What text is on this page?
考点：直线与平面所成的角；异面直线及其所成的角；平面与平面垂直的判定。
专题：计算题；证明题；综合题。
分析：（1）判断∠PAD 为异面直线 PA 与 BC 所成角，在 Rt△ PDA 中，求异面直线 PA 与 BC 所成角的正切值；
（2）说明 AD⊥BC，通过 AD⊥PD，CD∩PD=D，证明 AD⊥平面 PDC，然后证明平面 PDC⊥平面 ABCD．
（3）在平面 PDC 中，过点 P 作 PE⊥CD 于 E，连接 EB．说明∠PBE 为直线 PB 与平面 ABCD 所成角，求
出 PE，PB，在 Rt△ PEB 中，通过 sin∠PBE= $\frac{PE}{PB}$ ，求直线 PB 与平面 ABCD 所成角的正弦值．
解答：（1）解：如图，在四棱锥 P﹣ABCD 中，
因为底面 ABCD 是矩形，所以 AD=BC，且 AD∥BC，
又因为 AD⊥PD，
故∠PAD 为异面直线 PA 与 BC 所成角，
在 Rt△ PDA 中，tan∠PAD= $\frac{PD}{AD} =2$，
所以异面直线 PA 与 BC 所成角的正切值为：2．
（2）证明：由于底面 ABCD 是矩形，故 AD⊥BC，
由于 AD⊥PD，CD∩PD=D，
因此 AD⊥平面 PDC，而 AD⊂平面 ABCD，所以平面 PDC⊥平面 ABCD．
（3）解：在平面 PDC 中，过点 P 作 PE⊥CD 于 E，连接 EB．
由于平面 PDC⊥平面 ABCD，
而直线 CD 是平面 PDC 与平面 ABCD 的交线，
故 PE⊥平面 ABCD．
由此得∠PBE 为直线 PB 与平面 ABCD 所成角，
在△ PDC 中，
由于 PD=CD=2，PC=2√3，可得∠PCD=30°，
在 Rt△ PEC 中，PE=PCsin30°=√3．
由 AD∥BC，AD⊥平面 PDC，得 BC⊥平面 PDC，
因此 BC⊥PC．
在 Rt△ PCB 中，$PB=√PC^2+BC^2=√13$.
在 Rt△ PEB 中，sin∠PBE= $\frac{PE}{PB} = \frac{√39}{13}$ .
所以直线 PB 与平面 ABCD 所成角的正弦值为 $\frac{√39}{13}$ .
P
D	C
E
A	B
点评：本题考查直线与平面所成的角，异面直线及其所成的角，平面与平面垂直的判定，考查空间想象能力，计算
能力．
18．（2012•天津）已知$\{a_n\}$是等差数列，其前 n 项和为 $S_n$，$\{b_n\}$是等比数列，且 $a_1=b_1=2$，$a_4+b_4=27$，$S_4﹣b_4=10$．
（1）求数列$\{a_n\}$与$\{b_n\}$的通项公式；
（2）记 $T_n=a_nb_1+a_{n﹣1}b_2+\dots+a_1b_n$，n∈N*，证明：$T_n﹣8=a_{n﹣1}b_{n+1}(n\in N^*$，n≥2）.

------------------------------

### STATED EXERCISE
Transcribe the entire listing above precisely.

### WRITTEN SOLUTION
What text is on this page?
考点：直线与平面所成的角；异面直线及其所成的角；平面与平面垂直的判定。
专题：计算题；证明题；综合题。
分析：（1）判断∠PAD 为异面直线 PA 与 BC 所成角，在 Rt△ PDA 中，求异面直线 PA 与 BC 所成角的正切值；
（2）说明 AD⊥BC，通过 AD⊥PD，CD∩PD=D，证明 AD⊥平面 PDC，然后证明平面 PDC⊥平面 ABCD．
（3）在平面 PDC 中，过点 P 作 PE⊥CD 于 E，连接 EB．说明∠PBE 为直线 PB 与平面 ABCD 所成角，求
出 PE，PB，在 Rt△ PEB 中，通过 sin∠PBE= $\frac{PE}{PB}$ ，求直线 PB 与平面 ABCD 所成角的正弦值．
解答：（1）解：如图，在四棱锥 P﹣ABCD 中，
因为底面 ABCD 是矩形，所以 AD=BC，且 AD∥BC，
又因为 AD⊥PD，
故∠PAD 为异面直线 PA 与 BC 所成角，
在 Rt△ PDA 中，tan∠PAD= $\frac{PD}{AD} =2$，
所以异面直线 PA 与 BC 所成角的正切值为：2．
（2）证明：由于底面 ABCD 是矩形，故 AD⊥BC，
由于 AD⊥PD，CD∩PD=D，
因此 AD⊥平面 PDC，而 AD⊂平面 ABCD，所以平面 PDC⊥平面 ABCD．
（3）解：在平面 PDC 中，过点 P 作 PE⊥CD 于 E，连接 EB．
由于平面 PDC⊥平面 ABCD，
而直线 CD 是平面 PDC 与平面 ABCD 的交线，
故 PE⊥平面 ABCD．
由此得∠PBE 为直线 PB 与平面 ABCD 所成角，
在△ PDC 中，
由于 PD=CD=2，PC=2√3，可得∠PCD=30°，
在 Rt△ PEC 中，PE=PCsin30°=√3．
由 AD∥BC，AD⊥平面 PDC，得 BC⊥平面 PDC，
因此 BC⊥PC．
在 Rt△ PCB 中，$PB=√PC^2+BC^2=√13$.
在 Rt△ PEB 中，sin∠PBE= $\frac{PE}{PB} = \frac{√39}{13}$ .
所以直线 PB 与平面 ABCD 所成角的正弦值为 $\frac{√39}{13}$ .
P
D	C
E
A	B
点评：本题考查直线与平面所成的角，异面直线及其所成的角，平面与平面垂直的判定，考查空间想象能力，计算
能力．
18．（2012•天津）已知$\{a_n\}$是等差数列，其前 n 项和为 $S_n$，$\{b_n\}$是等比数列，且 $a_1=b_1=2$，$a_4+b_4=27$，$S_4﹣b_4=10$．
（1）求数列$\{a_n\}$与$\{b_n\}$的通项公式；
（2）记 $T_n=a_nb_1+a_{n﹣1}b_2+\dots+a_1b_n$，n∈N*，证明：$T_n﹣8=a_{n﹣1}b_{n+1}(n\in N^*$，n≥2）.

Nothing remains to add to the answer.